__EXCERPTED RECORDS__
______________________________
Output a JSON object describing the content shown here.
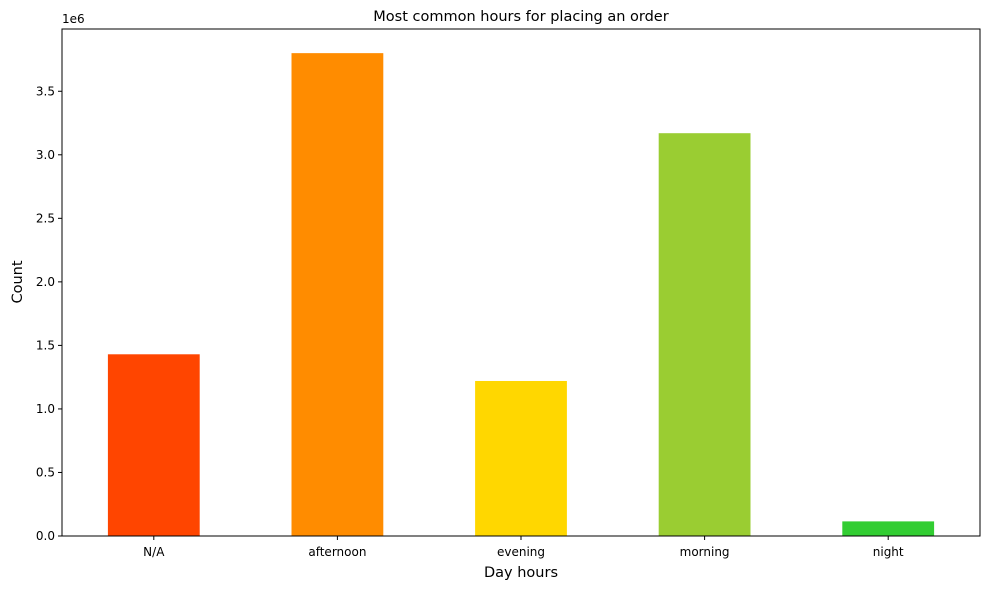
{
  "chart_data": {
    "type": "bar",
    "title": "Most common hours for placing an order",
    "xlabel": "Day hours",
    "ylabel": "Count",
    "y_offset_label": "1e6",
    "categories": [
      "N/A",
      "afternoon",
      "evening",
      "morning",
      "night"
    ],
    "values": [
      1430000,
      3800000,
      1220000,
      3170000,
      115000
    ],
    "colors": [
      "#FF4500",
      "#FF8C00",
      "#FFD700",
      "#9ACD32",
      "#32CD32"
    ],
    "ylim": [
      0,
      3990000
    ],
    "yticks": [
      0,
      500000,
      1000000,
      1500000,
      2000000,
      2500000,
      3000000,
      3500000
    ],
    "ytick_labels": [
      "0.0",
      "0.5",
      "1.0",
      "1.5",
      "2.0",
      "2.5",
      "3.0",
      "3.5"
    ],
    "grid": false,
    "legend": "none"
  }
}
______________________________
__SHORT PROBLEM__
Filter lines by "hours" and return each hit.

__REPLY__
    "title": "Most common hours for placing an order",
    "xlabel": "Day hours",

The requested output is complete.